§ **What to work on**:
Output every line of the records below unchanged, from first to last.

Part of a data file:
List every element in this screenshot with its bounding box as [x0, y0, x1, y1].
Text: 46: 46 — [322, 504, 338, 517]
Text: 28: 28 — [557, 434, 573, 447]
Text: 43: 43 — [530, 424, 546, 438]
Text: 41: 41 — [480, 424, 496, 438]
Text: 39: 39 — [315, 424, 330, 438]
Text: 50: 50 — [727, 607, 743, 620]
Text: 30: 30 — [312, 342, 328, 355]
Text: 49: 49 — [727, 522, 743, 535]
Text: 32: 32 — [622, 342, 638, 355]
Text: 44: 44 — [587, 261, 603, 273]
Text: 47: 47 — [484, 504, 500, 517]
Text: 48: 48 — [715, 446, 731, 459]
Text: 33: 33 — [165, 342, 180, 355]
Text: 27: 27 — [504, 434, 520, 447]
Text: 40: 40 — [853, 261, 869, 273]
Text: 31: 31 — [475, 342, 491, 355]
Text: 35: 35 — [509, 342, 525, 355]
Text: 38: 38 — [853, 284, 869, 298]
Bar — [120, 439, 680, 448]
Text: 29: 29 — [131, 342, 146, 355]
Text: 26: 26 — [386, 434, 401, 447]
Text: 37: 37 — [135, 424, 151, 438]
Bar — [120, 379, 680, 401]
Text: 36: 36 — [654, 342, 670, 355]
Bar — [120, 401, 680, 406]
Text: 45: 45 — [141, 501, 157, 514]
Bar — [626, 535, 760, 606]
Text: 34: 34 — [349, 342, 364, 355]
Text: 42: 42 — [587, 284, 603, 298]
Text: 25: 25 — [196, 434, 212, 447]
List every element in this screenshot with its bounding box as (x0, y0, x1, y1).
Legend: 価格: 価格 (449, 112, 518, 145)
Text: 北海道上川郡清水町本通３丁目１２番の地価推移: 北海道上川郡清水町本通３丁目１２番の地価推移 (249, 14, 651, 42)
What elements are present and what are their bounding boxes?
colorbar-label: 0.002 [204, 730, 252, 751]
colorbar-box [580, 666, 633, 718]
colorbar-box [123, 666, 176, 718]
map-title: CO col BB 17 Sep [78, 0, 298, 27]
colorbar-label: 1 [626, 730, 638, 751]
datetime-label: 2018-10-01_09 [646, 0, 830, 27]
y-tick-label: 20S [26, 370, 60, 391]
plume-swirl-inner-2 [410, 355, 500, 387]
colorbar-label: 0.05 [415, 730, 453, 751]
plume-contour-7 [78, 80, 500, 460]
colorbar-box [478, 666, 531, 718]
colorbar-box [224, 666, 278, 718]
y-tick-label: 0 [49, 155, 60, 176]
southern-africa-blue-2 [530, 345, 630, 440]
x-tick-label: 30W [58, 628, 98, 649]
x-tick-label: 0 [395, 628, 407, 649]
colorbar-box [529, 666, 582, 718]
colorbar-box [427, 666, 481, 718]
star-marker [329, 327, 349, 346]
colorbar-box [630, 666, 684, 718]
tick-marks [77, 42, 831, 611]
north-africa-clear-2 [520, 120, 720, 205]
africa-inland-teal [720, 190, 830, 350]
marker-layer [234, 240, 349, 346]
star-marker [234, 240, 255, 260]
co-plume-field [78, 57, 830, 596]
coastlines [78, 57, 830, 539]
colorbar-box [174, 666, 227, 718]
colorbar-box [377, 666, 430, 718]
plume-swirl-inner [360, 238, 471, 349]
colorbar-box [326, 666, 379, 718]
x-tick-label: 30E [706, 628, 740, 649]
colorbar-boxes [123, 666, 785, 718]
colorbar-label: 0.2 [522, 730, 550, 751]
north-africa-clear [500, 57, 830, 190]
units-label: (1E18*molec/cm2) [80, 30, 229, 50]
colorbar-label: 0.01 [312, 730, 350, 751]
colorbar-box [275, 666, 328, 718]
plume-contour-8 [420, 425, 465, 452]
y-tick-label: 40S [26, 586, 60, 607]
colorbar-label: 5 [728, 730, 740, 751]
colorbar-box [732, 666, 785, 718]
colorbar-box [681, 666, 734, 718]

§ **Worked answer**:
List every element in this screenshot with its bounding box as [x0, y0, x1, y1].
Text: 46: 46 — [322, 504, 338, 517]
Text: 28: 28 — [557, 434, 573, 447]
Text: 43: 43 — [530, 424, 546, 438]
Text: 41: 41 — [480, 424, 496, 438]
Text: 39: 39 — [315, 424, 330, 438]
Text: 50: 50 — [727, 607, 743, 620]
Text: 30: 30 — [312, 342, 328, 355]
Text: 49: 49 — [727, 522, 743, 535]
Text: 32: 32 — [622, 342, 638, 355]
Text: 44: 44 — [587, 261, 603, 273]
Text: 47: 47 — [484, 504, 500, 517]
Text: 48: 48 — [715, 446, 731, 459]
Text: 33: 33 — [165, 342, 180, 355]
Text: 27: 27 — [504, 434, 520, 447]
Text: 40: 40 — [853, 261, 869, 273]
Text: 31: 31 — [475, 342, 491, 355]
Text: 35: 35 — [509, 342, 525, 355]
Text: 38: 38 — [853, 284, 869, 298]
Bar — [120, 439, 680, 448]
Text: 29: 29 — [131, 342, 146, 355]
Text: 26: 26 — [386, 434, 401, 447]
Text: 37: 37 — [135, 424, 151, 438]
Bar — [120, 379, 680, 401]
Text: 36: 36 — [654, 342, 670, 355]
Bar — [120, 401, 680, 406]
Text: 45: 45 — [141, 501, 157, 514]
Bar — [626, 535, 760, 606]
Text: 34: 34 — [349, 342, 364, 355]
Text: 42: 42 — [587, 284, 603, 298]
Text: 25: 25 — [196, 434, 212, 447]
List every element in this screenshot with its bounding box as (x0, y0, x1, y1).
Legend: 価格: 価格 (449, 112, 518, 145)
Text: 北海道上川郡清水町本通３丁目１２番の地価推移: 北海道上川郡清水町本通３丁目１２番の地価推移 (249, 14, 651, 42)
What elements are present and what are their bounding boxes?
colorbar-label: 0.002 [204, 730, 252, 751]
colorbar-box [580, 666, 633, 718]
colorbar-box [123, 666, 176, 718]
map-title: CO col BB 17 Sep [78, 0, 298, 27]
colorbar-label: 1 [626, 730, 638, 751]
datetime-label: 2018-10-01_09 [646, 0, 830, 27]
y-tick-label: 20S [26, 370, 60, 391]
plume-swirl-inner-2 [410, 355, 500, 387]
colorbar-label: 0.05 [415, 730, 453, 751]
plume-contour-7 [78, 80, 500, 460]
colorbar-box [478, 666, 531, 718]
colorbar-box [224, 666, 278, 718]
y-tick-label: 0 [49, 155, 60, 176]
southern-africa-blue-2 [530, 345, 630, 440]
x-tick-label: 30W [58, 628, 98, 649]
x-tick-label: 0 [395, 628, 407, 649]
colorbar-box [529, 666, 582, 718]
colorbar-box [427, 666, 481, 718]
star-marker [329, 327, 349, 346]
colorbar-box [630, 666, 684, 718]
tick-marks [77, 42, 831, 611]
north-africa-clear-2 [520, 120, 720, 205]
africa-inland-teal [720, 190, 830, 350]
marker-layer [234, 240, 349, 346]
star-marker [234, 240, 255, 260]
co-plume-field [78, 57, 830, 596]
coastlines [78, 57, 830, 539]
colorbar-box [174, 666, 227, 718]
colorbar-box [377, 666, 430, 718]
plume-swirl-inner [360, 238, 471, 349]
colorbar-box [326, 666, 379, 718]
x-tick-label: 30E [706, 628, 740, 649]
colorbar-boxes [123, 666, 785, 718]
colorbar-label: 0.2 [522, 730, 550, 751]
north-africa-clear [500, 57, 830, 190]
units-label: (1E18*molec/cm2) [80, 30, 229, 50]
colorbar-label: 0.01 [312, 730, 350, 751]
colorbar-box [275, 666, 328, 718]
plume-contour-8 [420, 425, 465, 452]
y-tick-label: 40S [26, 586, 60, 607]
colorbar-label: 5 [728, 730, 740, 751]
colorbar-box [732, 666, 785, 718]
colorbar-box [681, 666, 734, 718]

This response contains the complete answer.